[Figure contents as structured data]
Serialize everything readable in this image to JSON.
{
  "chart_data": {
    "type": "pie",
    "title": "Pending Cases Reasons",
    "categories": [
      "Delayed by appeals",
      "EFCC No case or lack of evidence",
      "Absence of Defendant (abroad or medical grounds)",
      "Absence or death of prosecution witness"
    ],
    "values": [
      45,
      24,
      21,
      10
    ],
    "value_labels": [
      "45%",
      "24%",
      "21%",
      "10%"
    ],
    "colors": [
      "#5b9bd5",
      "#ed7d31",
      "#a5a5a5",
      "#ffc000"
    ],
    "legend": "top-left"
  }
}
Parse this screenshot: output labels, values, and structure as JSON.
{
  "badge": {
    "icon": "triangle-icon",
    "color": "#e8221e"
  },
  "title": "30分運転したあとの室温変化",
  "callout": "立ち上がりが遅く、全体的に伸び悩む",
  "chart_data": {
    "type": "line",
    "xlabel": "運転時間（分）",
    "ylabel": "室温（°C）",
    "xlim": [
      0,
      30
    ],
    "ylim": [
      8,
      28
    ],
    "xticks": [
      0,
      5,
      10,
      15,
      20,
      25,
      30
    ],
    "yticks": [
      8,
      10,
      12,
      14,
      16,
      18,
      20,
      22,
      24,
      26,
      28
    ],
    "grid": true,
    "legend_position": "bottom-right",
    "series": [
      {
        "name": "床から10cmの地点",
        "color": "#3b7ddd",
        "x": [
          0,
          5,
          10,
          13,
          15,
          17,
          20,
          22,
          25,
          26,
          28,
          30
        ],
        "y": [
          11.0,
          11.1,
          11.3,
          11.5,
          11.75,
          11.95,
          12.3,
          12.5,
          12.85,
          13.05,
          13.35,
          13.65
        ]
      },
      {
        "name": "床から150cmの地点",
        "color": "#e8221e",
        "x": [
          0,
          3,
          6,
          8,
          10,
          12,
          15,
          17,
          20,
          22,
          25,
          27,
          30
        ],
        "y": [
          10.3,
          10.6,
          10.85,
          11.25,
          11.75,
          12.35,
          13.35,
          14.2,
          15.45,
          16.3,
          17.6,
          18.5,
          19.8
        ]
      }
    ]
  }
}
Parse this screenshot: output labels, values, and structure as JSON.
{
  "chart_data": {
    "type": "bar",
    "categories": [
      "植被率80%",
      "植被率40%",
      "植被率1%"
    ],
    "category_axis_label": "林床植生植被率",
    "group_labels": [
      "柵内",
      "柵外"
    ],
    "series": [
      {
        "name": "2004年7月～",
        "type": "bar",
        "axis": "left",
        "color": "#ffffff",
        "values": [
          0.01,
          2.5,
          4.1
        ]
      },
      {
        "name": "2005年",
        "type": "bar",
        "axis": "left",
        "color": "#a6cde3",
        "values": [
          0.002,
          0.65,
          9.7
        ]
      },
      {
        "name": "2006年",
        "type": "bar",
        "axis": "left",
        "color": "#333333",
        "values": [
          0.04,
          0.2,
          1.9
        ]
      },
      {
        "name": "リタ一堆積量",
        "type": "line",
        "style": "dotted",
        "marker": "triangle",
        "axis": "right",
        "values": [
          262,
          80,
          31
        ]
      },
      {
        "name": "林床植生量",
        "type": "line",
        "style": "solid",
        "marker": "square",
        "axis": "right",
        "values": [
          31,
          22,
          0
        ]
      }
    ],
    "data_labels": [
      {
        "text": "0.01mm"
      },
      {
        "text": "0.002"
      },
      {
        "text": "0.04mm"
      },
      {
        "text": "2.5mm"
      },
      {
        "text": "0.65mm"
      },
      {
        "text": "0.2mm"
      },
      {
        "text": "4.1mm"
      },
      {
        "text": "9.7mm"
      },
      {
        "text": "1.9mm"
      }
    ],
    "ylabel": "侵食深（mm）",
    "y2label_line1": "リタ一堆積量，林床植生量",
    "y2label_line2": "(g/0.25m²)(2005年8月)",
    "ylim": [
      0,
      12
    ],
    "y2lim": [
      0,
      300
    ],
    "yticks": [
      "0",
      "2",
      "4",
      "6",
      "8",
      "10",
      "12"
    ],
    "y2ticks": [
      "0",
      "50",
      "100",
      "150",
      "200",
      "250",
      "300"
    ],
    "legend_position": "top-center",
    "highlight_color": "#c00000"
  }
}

= Task brief =
Print the records once more, exactly as they were given.

= The output =
Serialize everything readable in this image to JSON.
{
  "chart_data": {
    "type": "pie",
    "title": "Pending Cases Reasons",
    "categories": [
      "Delayed by appeals",
      "EFCC No case or lack of evidence",
      "Absence of Defendant (abroad or medical grounds)",
      "Absence or death of prosecution witness"
    ],
    "values": [
      45,
      24,
      21,
      10
    ],
    "value_labels": [
      "45%",
      "24%",
      "21%",
      "10%"
    ],
    "colors": [
      "#5b9bd5",
      "#ed7d31",
      "#a5a5a5",
      "#ffc000"
    ],
    "legend": "top-left"
  }
}
Parse this screenshot: output labels, values, and structure as JSON.
{
  "badge": {
    "icon": "triangle-icon",
    "color": "#e8221e"
  },
  "title": "30分運転したあとの室温変化",
  "callout": "立ち上がりが遅く、全体的に伸び悩む",
  "chart_data": {
    "type": "line",
    "xlabel": "運転時間（分）",
    "ylabel": "室温（°C）",
    "xlim": [
      0,
      30
    ],
    "ylim": [
      8,
      28
    ],
    "xticks": [
      0,
      5,
      10,
      15,
      20,
      25,
      30
    ],
    "yticks": [
      8,
      10,
      12,
      14,
      16,
      18,
      20,
      22,
      24,
      26,
      28
    ],
    "grid": true,
    "legend_position": "bottom-right",
    "series": [
      {
        "name": "床から10cmの地点",
        "color": "#3b7ddd",
        "x": [
          0,
          5,
          10,
          13,
          15,
          17,
          20,
          22,
          25,
          26,
          28,
          30
        ],
        "y": [
          11.0,
          11.1,
          11.3,
          11.5,
          11.75,
          11.95,
          12.3,
          12.5,
          12.85,
          13.05,
          13.35,
          13.65
        ]
      },
      {
        "name": "床から150cmの地点",
        "color": "#e8221e",
        "x": [
          0,
          3,
          6,
          8,
          10,
          12,
          15,
          17,
          20,
          22,
          25,
          27,
          30
        ],
        "y": [
          10.3,
          10.6,
          10.85,
          11.25,
          11.75,
          12.35,
          13.35,
          14.2,
          15.45,
          16.3,
          17.6,
          18.5,
          19.8
        ]
      }
    ]
  }
}
Parse this screenshot: output labels, values, and structure as JSON.
{
  "chart_data": {
    "type": "bar",
    "categories": [
      "植被率80%",
      "植被率40%",
      "植被率1%"
    ],
    "category_axis_label": "林床植生植被率",
    "group_labels": [
      "柵内",
      "柵外"
    ],
    "series": [
      {
        "name": "2004年7月～",
        "type": "bar",
        "axis": "left",
        "color": "#ffffff",
        "values": [
          0.01,
          2.5,
          4.1
        ]
      },
      {
        "name": "2005年",
        "type": "bar",
        "axis": "left",
        "color": "#a6cde3",
        "values": [
          0.002,
          0.65,
          9.7
        ]
      },
      {
        "name": "2006年",
        "type": "bar",
        "axis": "left",
        "color": "#333333",
        "values": [
          0.04,
          0.2,
          1.9
        ]
      },
      {
        "name": "リタ一堆積量",
        "type": "line",
        "style": "dotted",
        "marker": "triangle",
        "axis": "right",
        "values": [
          262,
          80,
          31
        ]
      },
      {
        "name": "林床植生量",
        "type": "line",
        "style": "solid",
        "marker": "square",
        "axis": "right",
        "values": [
          31,
          22,
          0
        ]
      }
    ],
    "data_labels": [
      {
        "text": "0.01mm"
      },
      {
        "text": "0.002"
      },
      {
        "text": "0.04mm"
      },
      {
        "text": "2.5mm"
      },
      {
        "text": "0.65mm"
      },
      {
        "text": "0.2mm"
      },
      {
        "text": "4.1mm"
      },
      {
        "text": "9.7mm"
      },
      {
        "text": "1.9mm"
      }
    ],
    "ylabel": "侵食深（mm）",
    "y2label_line1": "リタ一堆積量，林床植生量",
    "y2label_line2": "(g/0.25m²)(2005年8月)",
    "ylim": [
      0,
      12
    ],
    "y2lim": [
      0,
      300
    ],
    "yticks": [
      "0",
      "2",
      "4",
      "6",
      "8",
      "10",
      "12"
    ],
    "y2ticks": [
      "0",
      "50",
      "100",
      "150",
      "200",
      "250",
      "300"
    ],
    "legend_position": "top-center",
    "highlight_color": "#c00000"
  }
}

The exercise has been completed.